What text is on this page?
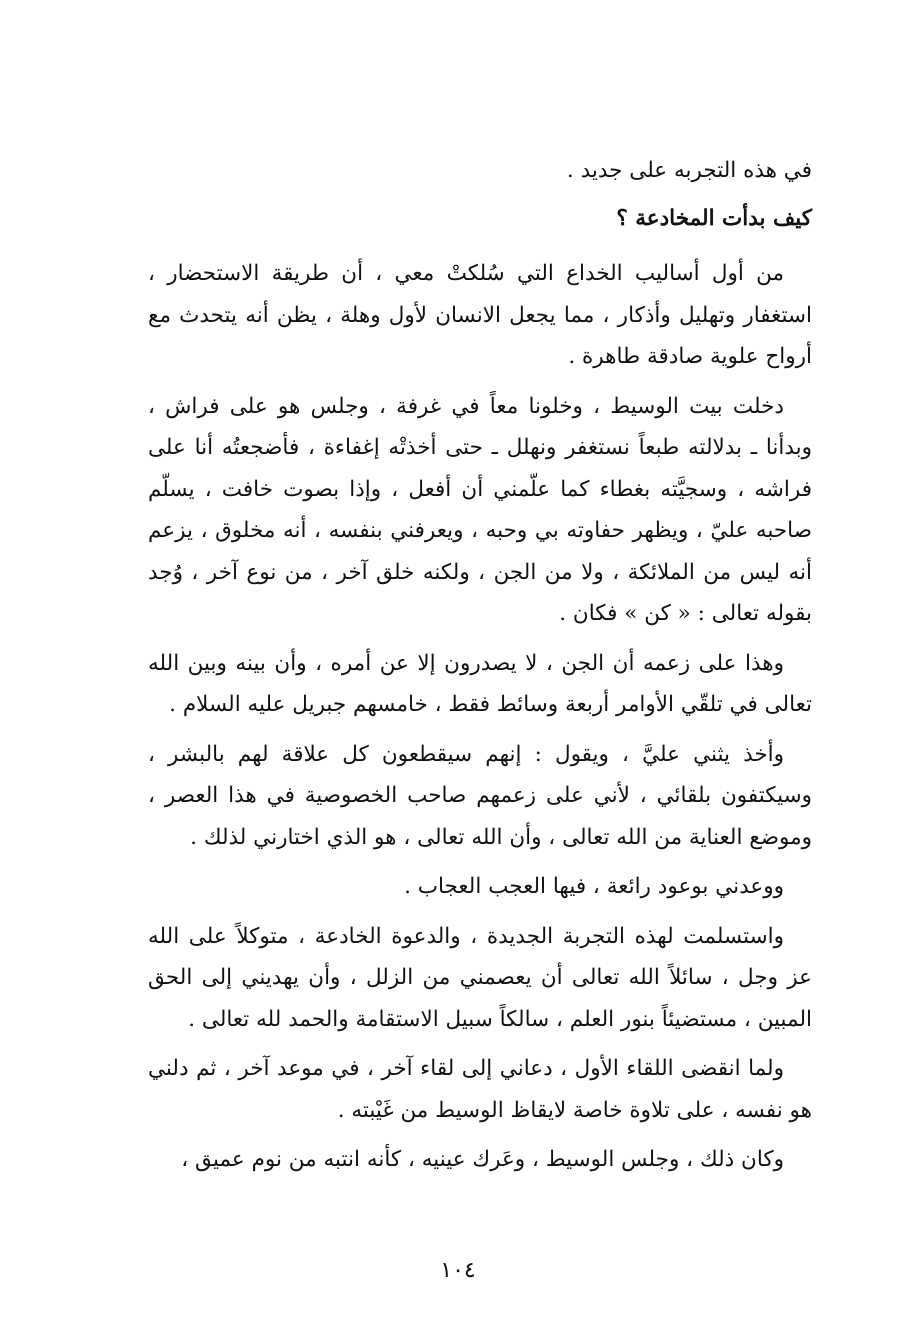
في هذه التجربه على جديد .

كيف بدأت المخادعة ؟

من أول أساليب الخداع التي سُلكتْ معي ، أن طريقة الاستحضار ، استغفار وتهليل وأذكار ، مما يجعل الانسان لأول وهلة ، يظن أنه يتحدث مع أرواح علوية صادقة طاهرة .

دخلت بيت الوسيط ، وخلونا معاً في غرفة ، وجلس هو على فراش ، وبدأنا ـ بدلالته طبعاً نستغفر ونهلل ـ حتى أخذتْه إغفاءة ، فأضجعتُه أنا على فراشه ، وسجيَّته بغطاء كما علّمني أن أفعل ، وإذا بصوت خافت ، يسلّم صاحبه عليّ ، ويظهر حفاوته بي وحبه ، ويعرفني بنفسه ، أنه مخلوق ، يزعم أنه ليس من الملائكة ، ولا من الجن ، ولكنه خلق آخر ، من نوع آخر ، وُجد بقوله تعالى : « كن » فكان .

وهذا على زعمه أن الجن ، لا يصدرون إلا عن أمره ، وأن بينه وبين الله تعالى في تلقّي الأوامر أربعة وسائط فقط ، خامسهم جبريل عليه السلام .

وأخذ يثني عليَّ ، ويقول : إنهم سيقطعون كل علاقة لهم بالبشر ، وسيكتفون بلقائي ، لأني على زعمهم صاحب الخصوصية في هذا العصر ، وموضع العناية من الله تعالى ، وأن الله تعالى ، هو الذي اختارني لذلك .

ووعدني بوعود رائعة ، فيها العجب العجاب .

واستسلمت لهذه التجربة الجديدة ، والدعوة الخادعة ، متوكلاً على الله عز وجل ، سائلاً الله تعالى أن يعصمني من الزلل ، وأن يهديني إلى الحق المبين ، مستضيئاً بنور العلم ، سالكاً سبيل الاستقامة والحمد لله تعالى .

ولما انقضى اللقاء الأول ، دعاني إلى لقاء آخر ، في موعد آخر ، ثم دلني هو نفسه ، على تلاوة خاصة لايقاظ الوسيط من غَيْبته .

وكان ذلك ، وجلس الوسيط ، وعَرك عينيه ، كأنه انتبه من نوم عميق ،

١٠٤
===
# [Problem]
Repeat the full listing above exactly, with no pictures in the copy.

# [Expected output]
What text is on this page?
في هذه التجربه على جديد .

كيف بدأت المخادعة ؟

من أول أساليب الخداع التي سُلكتْ معي ، أن طريقة الاستحضار ، استغفار وتهليل وأذكار ، مما يجعل الانسان لأول وهلة ، يظن أنه يتحدث مع أرواح علوية صادقة طاهرة .

دخلت بيت الوسيط ، وخلونا معاً في غرفة ، وجلس هو على فراش ، وبدأنا ـ بدلالته طبعاً نستغفر ونهلل ـ حتى أخذتْه إغفاءة ، فأضجعتُه أنا على فراشه ، وسجيَّته بغطاء كما علّمني أن أفعل ، وإذا بصوت خافت ، يسلّم صاحبه عليّ ، ويظهر حفاوته بي وحبه ، ويعرفني بنفسه ، أنه مخلوق ، يزعم أنه ليس من الملائكة ، ولا من الجن ، ولكنه خلق آخر ، من نوع آخر ، وُجد بقوله تعالى : « كن » فكان .

وهذا على زعمه أن الجن ، لا يصدرون إلا عن أمره ، وأن بينه وبين الله تعالى في تلقّي الأوامر أربعة وسائط فقط ، خامسهم جبريل عليه السلام .

وأخذ يثني عليَّ ، ويقول : إنهم سيقطعون كل علاقة لهم بالبشر ، وسيكتفون بلقائي ، لأني على زعمهم صاحب الخصوصية في هذا العصر ، وموضع العناية من الله تعالى ، وأن الله تعالى ، هو الذي اختارني لذلك .

ووعدني بوعود رائعة ، فيها العجب العجاب .

واستسلمت لهذه التجربة الجديدة ، والدعوة الخادعة ، متوكلاً على الله عز وجل ، سائلاً الله تعالى أن يعصمني من الزلل ، وأن يهديني إلى الحق المبين ، مستضيئاً بنور العلم ، سالكاً سبيل الاستقامة والحمد لله تعالى .

ولما انقضى اللقاء الأول ، دعاني إلى لقاء آخر ، في موعد آخر ، ثم دلني هو نفسه ، على تلاوة خاصة لايقاظ الوسيط من غَيْبته .

وكان ذلك ، وجلس الوسيط ، وعَرك عينيه ، كأنه انتبه من نوم عميق ،

١٠٤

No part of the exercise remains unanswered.